Task details:
Reproduce the data in its entirety, exactly as supplied.
:: Material for this exercise ::
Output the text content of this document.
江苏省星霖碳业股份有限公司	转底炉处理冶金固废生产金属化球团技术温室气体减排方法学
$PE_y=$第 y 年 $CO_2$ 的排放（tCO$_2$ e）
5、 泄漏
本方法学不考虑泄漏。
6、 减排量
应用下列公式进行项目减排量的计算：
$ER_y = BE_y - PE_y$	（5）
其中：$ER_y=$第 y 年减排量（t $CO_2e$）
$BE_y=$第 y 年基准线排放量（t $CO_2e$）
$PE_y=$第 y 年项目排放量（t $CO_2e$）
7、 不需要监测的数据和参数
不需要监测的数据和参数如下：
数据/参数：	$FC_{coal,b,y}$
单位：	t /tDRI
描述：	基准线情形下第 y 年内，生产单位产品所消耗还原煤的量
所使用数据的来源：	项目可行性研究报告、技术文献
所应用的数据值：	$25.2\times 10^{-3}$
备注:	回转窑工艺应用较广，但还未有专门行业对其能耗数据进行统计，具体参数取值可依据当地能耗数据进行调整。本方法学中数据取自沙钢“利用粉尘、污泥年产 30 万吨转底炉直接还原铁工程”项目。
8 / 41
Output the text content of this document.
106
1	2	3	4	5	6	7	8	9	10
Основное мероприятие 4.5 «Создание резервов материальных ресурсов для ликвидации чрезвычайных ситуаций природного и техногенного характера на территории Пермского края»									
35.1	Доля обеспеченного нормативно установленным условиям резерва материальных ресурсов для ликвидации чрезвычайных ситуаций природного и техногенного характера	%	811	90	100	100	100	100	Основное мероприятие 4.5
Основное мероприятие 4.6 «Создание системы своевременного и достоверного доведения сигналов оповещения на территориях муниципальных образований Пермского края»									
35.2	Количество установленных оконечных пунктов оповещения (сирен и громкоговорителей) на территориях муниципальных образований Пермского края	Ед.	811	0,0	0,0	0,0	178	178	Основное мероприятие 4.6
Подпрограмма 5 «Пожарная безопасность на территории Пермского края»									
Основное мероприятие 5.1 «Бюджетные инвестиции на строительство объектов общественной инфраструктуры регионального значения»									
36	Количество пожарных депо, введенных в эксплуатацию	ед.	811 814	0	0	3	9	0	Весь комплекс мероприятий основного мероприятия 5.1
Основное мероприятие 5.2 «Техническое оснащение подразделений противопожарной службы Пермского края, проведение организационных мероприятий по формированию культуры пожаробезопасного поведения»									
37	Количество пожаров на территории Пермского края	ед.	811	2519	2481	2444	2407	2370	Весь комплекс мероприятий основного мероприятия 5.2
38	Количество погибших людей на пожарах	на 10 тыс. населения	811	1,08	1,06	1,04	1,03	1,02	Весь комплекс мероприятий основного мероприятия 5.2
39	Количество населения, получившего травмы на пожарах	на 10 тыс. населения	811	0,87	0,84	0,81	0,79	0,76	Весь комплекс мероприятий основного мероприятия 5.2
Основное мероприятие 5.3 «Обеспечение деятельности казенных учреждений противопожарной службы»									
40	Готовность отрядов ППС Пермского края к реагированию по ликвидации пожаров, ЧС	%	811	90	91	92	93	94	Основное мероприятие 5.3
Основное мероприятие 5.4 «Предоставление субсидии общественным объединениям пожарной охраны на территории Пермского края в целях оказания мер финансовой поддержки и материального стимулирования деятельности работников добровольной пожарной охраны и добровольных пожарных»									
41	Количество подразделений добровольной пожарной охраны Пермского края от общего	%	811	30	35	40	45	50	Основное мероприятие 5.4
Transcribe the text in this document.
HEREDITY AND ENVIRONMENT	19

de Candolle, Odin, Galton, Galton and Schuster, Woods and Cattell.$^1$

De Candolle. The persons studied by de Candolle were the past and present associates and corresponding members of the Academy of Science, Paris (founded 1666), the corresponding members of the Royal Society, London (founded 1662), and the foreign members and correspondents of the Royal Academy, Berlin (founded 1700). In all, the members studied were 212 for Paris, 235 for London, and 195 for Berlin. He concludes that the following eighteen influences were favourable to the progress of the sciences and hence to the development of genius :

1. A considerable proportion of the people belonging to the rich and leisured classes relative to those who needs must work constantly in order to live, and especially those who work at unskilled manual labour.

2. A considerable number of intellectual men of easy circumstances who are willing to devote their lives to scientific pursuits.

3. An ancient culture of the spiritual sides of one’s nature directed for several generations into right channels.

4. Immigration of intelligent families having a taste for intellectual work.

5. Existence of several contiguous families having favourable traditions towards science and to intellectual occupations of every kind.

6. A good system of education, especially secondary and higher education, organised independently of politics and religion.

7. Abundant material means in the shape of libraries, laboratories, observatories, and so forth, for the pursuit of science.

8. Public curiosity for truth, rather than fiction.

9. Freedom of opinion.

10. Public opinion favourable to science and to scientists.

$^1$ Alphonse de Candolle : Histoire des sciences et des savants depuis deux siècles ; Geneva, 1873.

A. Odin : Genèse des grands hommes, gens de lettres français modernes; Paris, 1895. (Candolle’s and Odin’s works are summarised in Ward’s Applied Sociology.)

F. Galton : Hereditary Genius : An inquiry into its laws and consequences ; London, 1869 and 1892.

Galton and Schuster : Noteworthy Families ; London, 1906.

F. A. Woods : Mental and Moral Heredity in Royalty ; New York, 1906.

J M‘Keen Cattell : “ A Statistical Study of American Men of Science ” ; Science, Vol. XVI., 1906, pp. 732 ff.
:::
Answer to the exercise:
Output the text content of this document.
江苏省星霖碳业股份有限公司	转底炉处理冶金固废生产金属化球团技术温室气体减排方法学
$PE_y=$第 y 年 $CO_2$ 的排放（tCO$_2$ e）
5、 泄漏
本方法学不考虑泄漏。
6、 减排量
应用下列公式进行项目减排量的计算：
$ER_y = BE_y - PE_y$	（5）
其中：$ER_y=$第 y 年减排量（t $CO_2e$）
$BE_y=$第 y 年基准线排放量（t $CO_2e$）
$PE_y=$第 y 年项目排放量（t $CO_2e$）
7、 不需要监测的数据和参数
不需要监测的数据和参数如下：
数据/参数：	$FC_{coal,b,y}$
单位：	t /tDRI
描述：	基准线情形下第 y 年内，生产单位产品所消耗还原煤的量
所使用数据的来源：	项目可行性研究报告、技术文献
所应用的数据值：	$25.2\times 10^{-3}$
备注:	回转窑工艺应用较广，但还未有专门行业对其能耗数据进行统计，具体参数取值可依据当地能耗数据进行调整。本方法学中数据取自沙钢“利用粉尘、污泥年产 30 万吨转底炉直接还原铁工程”项目。
8 / 41
Output the text content of this document.
106
1	2	3	4	5	6	7	8	9	10
Основное мероприятие 4.5 «Создание резервов материальных ресурсов для ликвидации чрезвычайных ситуаций природного и техногенного характера на территории Пермского края»									
35.1	Доля обеспеченного нормативно установленным условиям резерва материальных ресурсов для ликвидации чрезвычайных ситуаций природного и техногенного характера	%	811	90	100	100	100	100	Основное мероприятие 4.5
Основное мероприятие 4.6 «Создание системы своевременного и достоверного доведения сигналов оповещения на территориях муниципальных образований Пермского края»									
35.2	Количество установленных оконечных пунктов оповещения (сирен и громкоговорителей) на территориях муниципальных образований Пермского края	Ед.	811	0,0	0,0	0,0	178	178	Основное мероприятие 4.6
Подпрограмма 5 «Пожарная безопасность на территории Пермского края»									
Основное мероприятие 5.1 «Бюджетные инвестиции на строительство объектов общественной инфраструктуры регионального значения»									
36	Количество пожарных депо, введенных в эксплуатацию	ед.	811 814	0	0	3	9	0	Весь комплекс мероприятий основного мероприятия 5.1
Основное мероприятие 5.2 «Техническое оснащение подразделений противопожарной службы Пермского края, проведение организационных мероприятий по формированию культуры пожаробезопасного поведения»									
37	Количество пожаров на территории Пермского края	ед.	811	2519	2481	2444	2407	2370	Весь комплекс мероприятий основного мероприятия 5.2
38	Количество погибших людей на пожарах	на 10 тыс. населения	811	1,08	1,06	1,04	1,03	1,02	Весь комплекс мероприятий основного мероприятия 5.2
39	Количество населения, получившего травмы на пожарах	на 10 тыс. населения	811	0,87	0,84	0,81	0,79	0,76	Весь комплекс мероприятий основного мероприятия 5.2
Основное мероприятие 5.3 «Обеспечение деятельности казенных учреждений противопожарной службы»									
40	Готовность отрядов ППС Пермского края к реагированию по ликвидации пожаров, ЧС	%	811	90	91	92	93	94	Основное мероприятие 5.3
Основное мероприятие 5.4 «Предоставление субсидии общественным объединениям пожарной охраны на территории Пермского края в целях оказания мер финансовой поддержки и материального стимулирования деятельности работников добровольной пожарной охраны и добровольных пожарных»									
41	Количество подразделений добровольной пожарной охраны Пермского края от общего	%	811	30	35	40	45	50	Основное мероприятие 5.4
Transcribe the text in this document.
HEREDITY AND ENVIRONMENT	19

de Candolle, Odin, Galton, Galton and Schuster, Woods and Cattell.$^1$

De Candolle. The persons studied by de Candolle were the past and present associates and corresponding members of the Academy of Science, Paris (founded 1666), the corresponding members of the Royal Society, London (founded 1662), and the foreign members and correspondents of the Royal Academy, Berlin (founded 1700). In all, the members studied were 212 for Paris, 235 for London, and 195 for Berlin. He concludes that the following eighteen influences were favourable to the progress of the sciences and hence to the development of genius :

1. A considerable proportion of the people belonging to the rich and leisured classes relative to those who needs must work constantly in order to live, and especially those who work at unskilled manual labour.

2. A considerable number of intellectual men of easy circumstances who are willing to devote their lives to scientific pursuits.

3. An ancient culture of the spiritual sides of one’s nature directed for several generations into right channels.

4. Immigration of intelligent families having a taste for intellectual work.

5. Existence of several contiguous families having favourable traditions towards science and to intellectual occupations of every kind.

6. A good system of education, especially secondary and higher education, organised independently of politics and religion.

7. Abundant material means in the shape of libraries, laboratories, observatories, and so forth, for the pursuit of science.

8. Public curiosity for truth, rather than fiction.

9. Freedom of opinion.

10. Public opinion favourable to science and to scientists.

$^1$ Alphonse de Candolle : Histoire des sciences et des savants depuis deux siècles ; Geneva, 1873.

A. Odin : Genèse des grands hommes, gens de lettres français modernes; Paris, 1895. (Candolle’s and Odin’s works are summarised in Ward’s Applied Sociology.)

F. Galton : Hereditary Genius : An inquiry into its laws and consequences ; London, 1869 and 1892.

Galton and Schuster : Noteworthy Families ; London, 1906.

F. A. Woods : Mental and Moral Heredity in Royalty ; New York, 1906.

J M‘Keen Cattell : “ A Statistical Study of American Men of Science ” ; Science, Vol. XVI., 1906, pp. 732 ff.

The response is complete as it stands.